● WRITTEN TASK
Output the lines that follow exactly as they are.

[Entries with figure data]
•••

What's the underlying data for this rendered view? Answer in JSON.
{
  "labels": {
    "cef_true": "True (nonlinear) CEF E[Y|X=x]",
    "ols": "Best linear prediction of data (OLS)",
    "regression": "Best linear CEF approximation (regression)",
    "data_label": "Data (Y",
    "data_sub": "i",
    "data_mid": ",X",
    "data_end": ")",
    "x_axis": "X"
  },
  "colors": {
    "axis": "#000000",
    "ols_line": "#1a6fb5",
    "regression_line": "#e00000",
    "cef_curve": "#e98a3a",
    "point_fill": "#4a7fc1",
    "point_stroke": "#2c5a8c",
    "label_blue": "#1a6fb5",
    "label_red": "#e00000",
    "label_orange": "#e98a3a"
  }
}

•••

● TASK RESULT
What's the underlying data for this rendered view? Answer in JSON.
{
  "labels": {
    "cef_true": "True (nonlinear) CEF E[Y|X=x]",
    "ols": "Best linear prediction of data (OLS)",
    "regression": "Best linear CEF approximation (regression)",
    "data_label": "Data (Y",
    "data_sub": "i",
    "data_mid": ",X",
    "data_end": ")",
    "x_axis": "X"
  },
  "colors": {
    "axis": "#000000",
    "ols_line": "#1a6fb5",
    "regression_line": "#e00000",
    "cef_curve": "#e98a3a",
    "point_fill": "#4a7fc1",
    "point_stroke": "#2c5a8c",
    "label_blue": "#1a6fb5",
    "label_red": "#e00000",
    "label_orange": "#e98a3a"
  }
}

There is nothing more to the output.